EXERCISE DETAILS ->
After locating the line that contains "Output a JSON", quote it and all lines after it through the end of the entries, and nothing more. Pictures stay out.

[A run of records]
+ + + +

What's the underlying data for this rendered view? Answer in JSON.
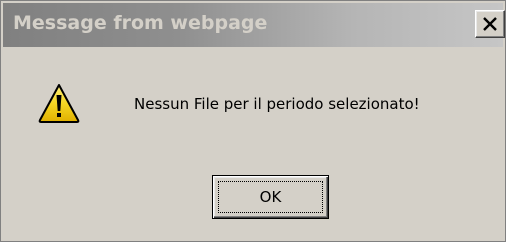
{
  "dialog": {
    "title": "Message from webpage",
    "close_icon": "close-x",
    "warning_icon": "warning-triangle-exclamation",
    "message": "Nessun File per il periodo selezionato!",
    "ok_label": "OK"
  },
  "colors": {
    "dialog_bg": "#d4d0c8",
    "titlebar_start": "#808080",
    "titlebar_end": "#c6c6c6",
    "title_text": "#d4d0c8",
    "warning_fill": "#f5d623"
  }
}
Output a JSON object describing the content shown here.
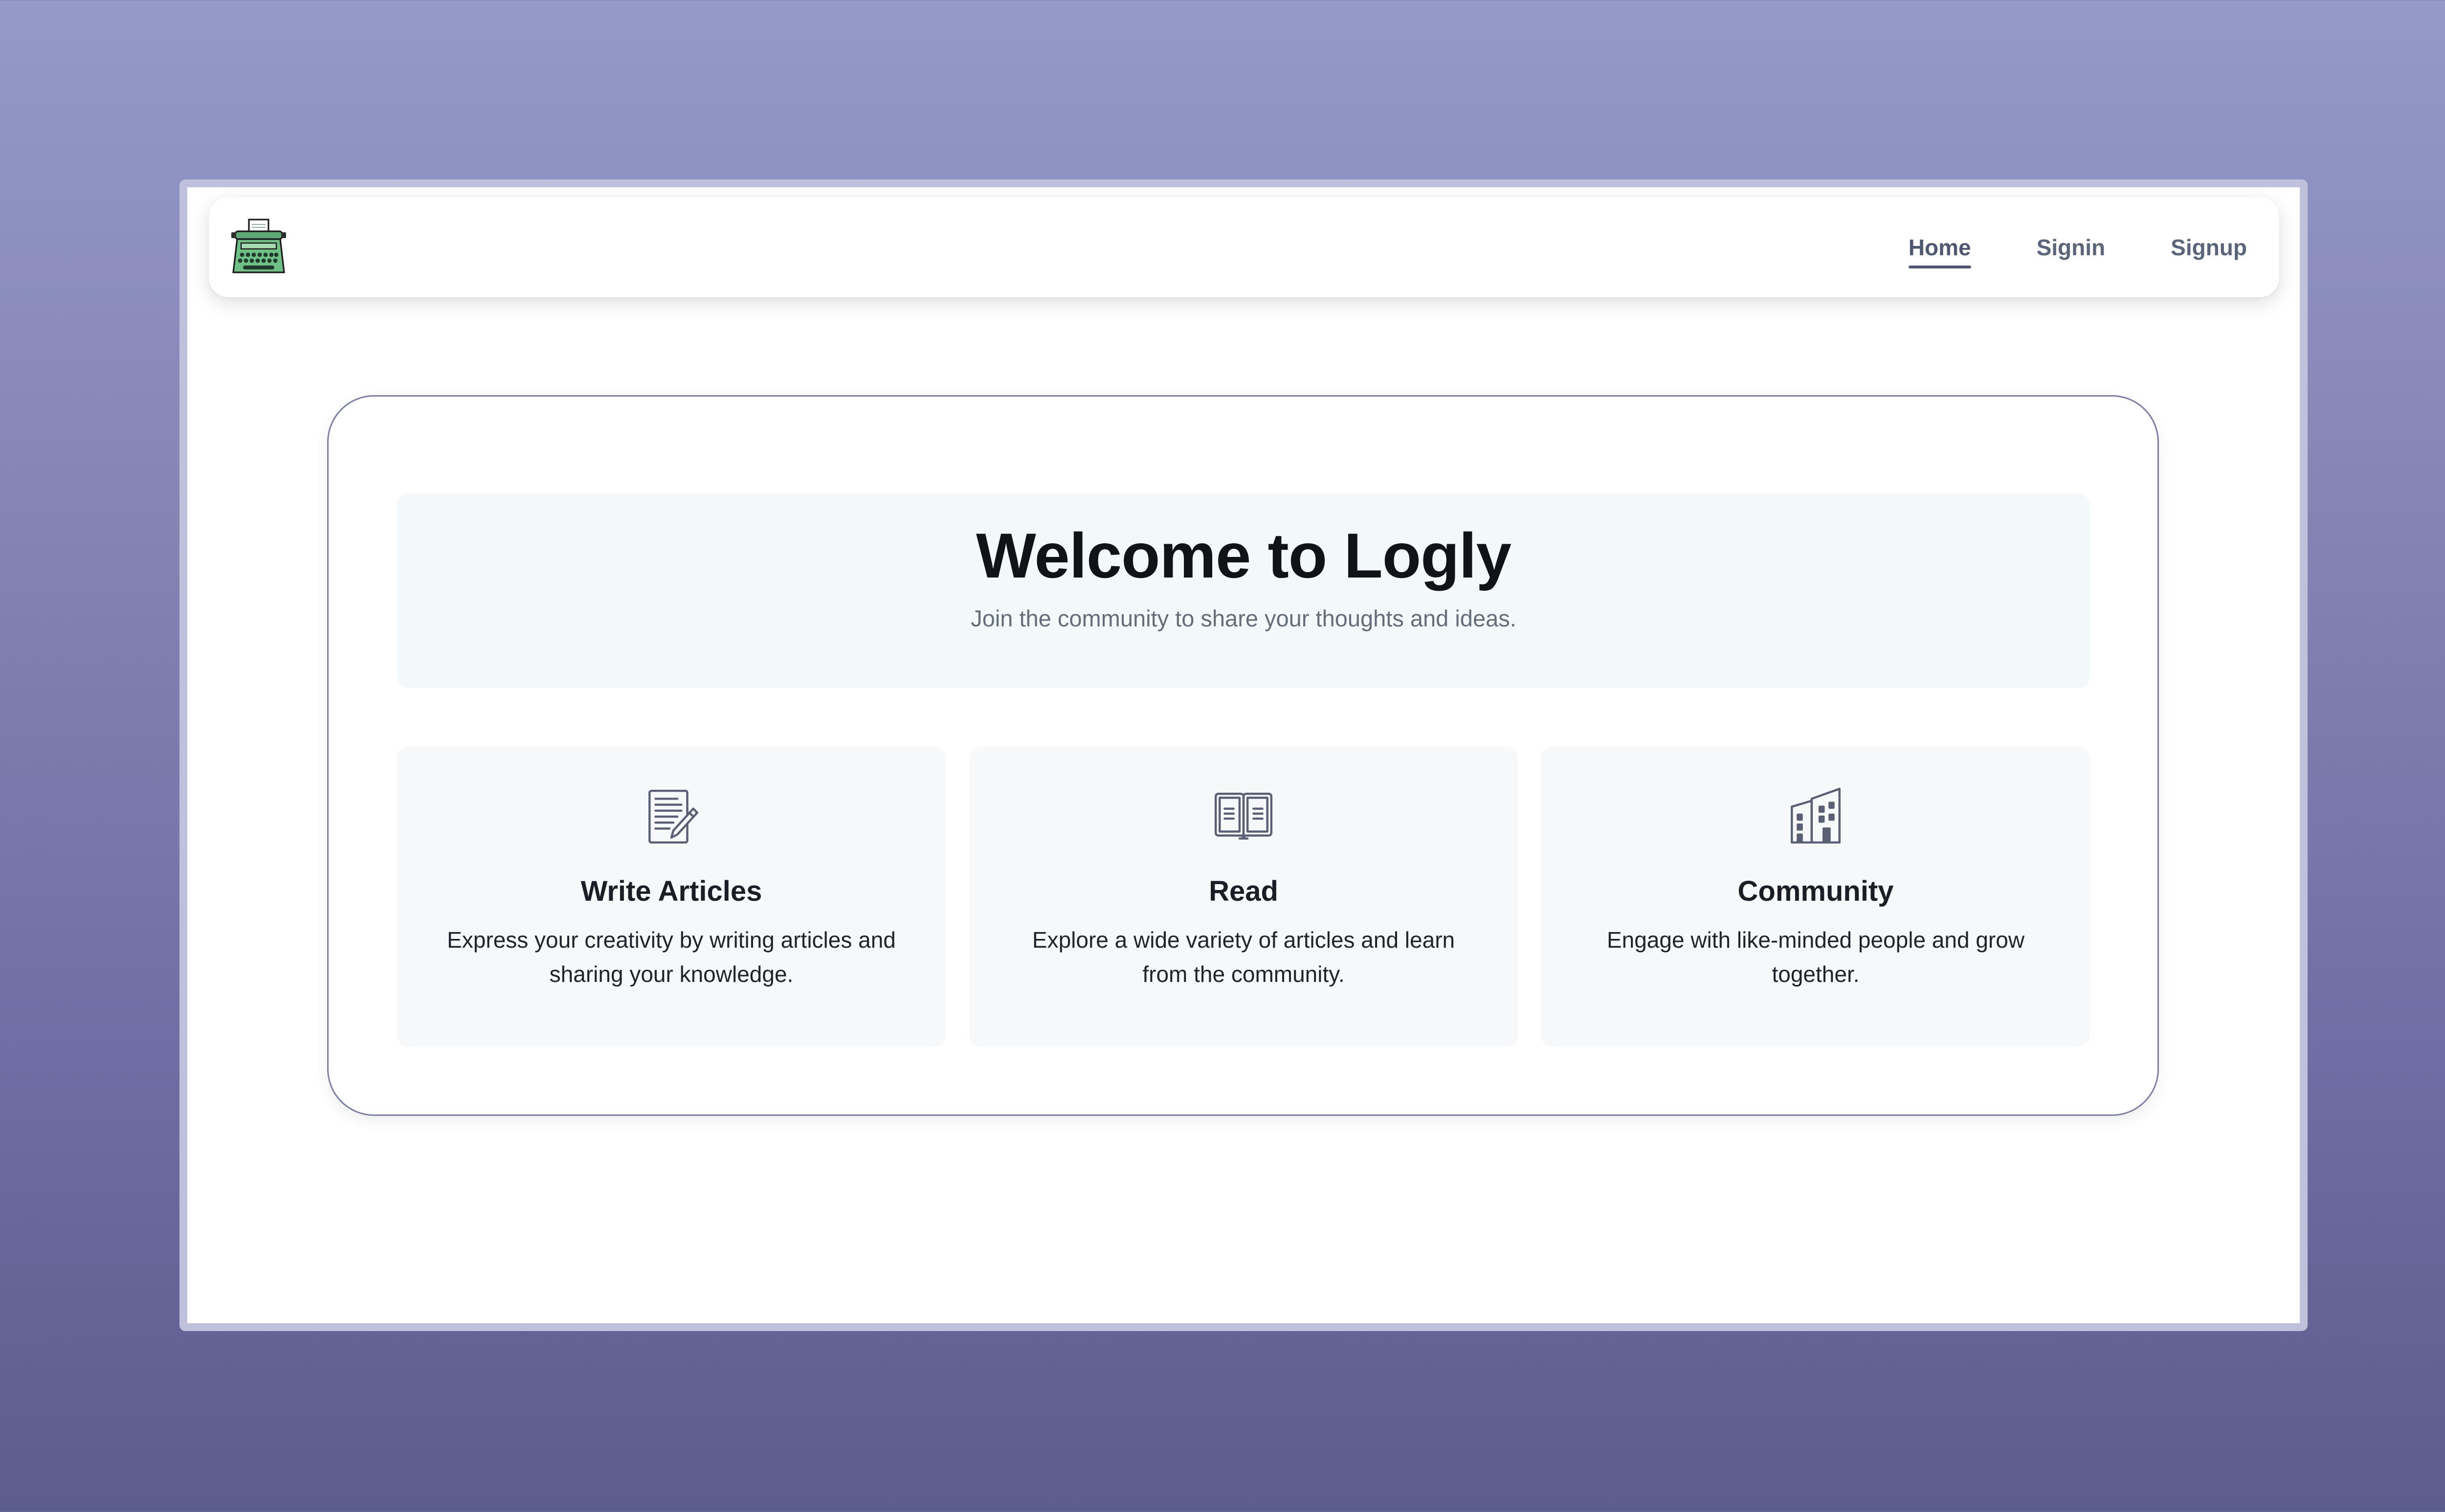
{
  "navbar": {
    "logo_icon": "typewriter-icon",
    "links": [
      {
        "label": "Home",
        "active": true
      },
      {
        "label": "Signin",
        "active": false
      },
      {
        "label": "Signup",
        "active": false
      }
    ]
  },
  "hero": {
    "title": "Welcome to Logly",
    "subtitle": "Join the community to share your thoughts and ideas."
  },
  "features": [
    {
      "icon": "write-article-icon",
      "title": "Write Articles",
      "description": "Express your creativity by writing articles and sharing your knowledge."
    },
    {
      "icon": "open-book-icon",
      "title": "Read",
      "description": "Explore a wide variety of articles and learn from the community."
    },
    {
      "icon": "buildings-icon",
      "title": "Community",
      "description": "Engage with like-minded people and grow together."
    }
  ],
  "colors": {
    "accent": "#4f5870",
    "logo_green": "#3c9a5f",
    "card_border": "#7d7fa2",
    "hero_background": "#f3f8fb"
  }
}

+ + + +

REPLY TO THE EXERCISE ->
Output a JSON object describing the content shown here.
{
  "navbar": {
    "logo_icon": "typewriter-icon",
    "links": [
      {
        "label": "Home",
        "active": true
      },
      {
        "label": "Signin",
        "active": false
      },
      {
        "label": "Signup",
        "active": false
      }
    ]
  },
  "hero": {
    "title": "Welcome to Logly",
    "subtitle": "Join the community to share your thoughts and ideas."
  },
  "features": [
    {
      "icon": "write-article-icon",
      "title": "Write Articles",
      "description": "Express your creativity by writing articles and sharing your knowledge."
    },
    {
      "icon": "open-book-icon",
      "title": "Read",
      "description": "Explore a wide variety of articles and learn from the community."
    },
    {
      "icon": "buildings-icon",
      "title": "Community",
      "description": "Engage with like-minded people and grow together."
    }
  ],
  "colors": {
    "accent": "#4f5870",
    "logo_green": "#3c9a5f",
    "card_border": "#7d7fa2",
    "hero_background": "#f3f8fb"
  }
}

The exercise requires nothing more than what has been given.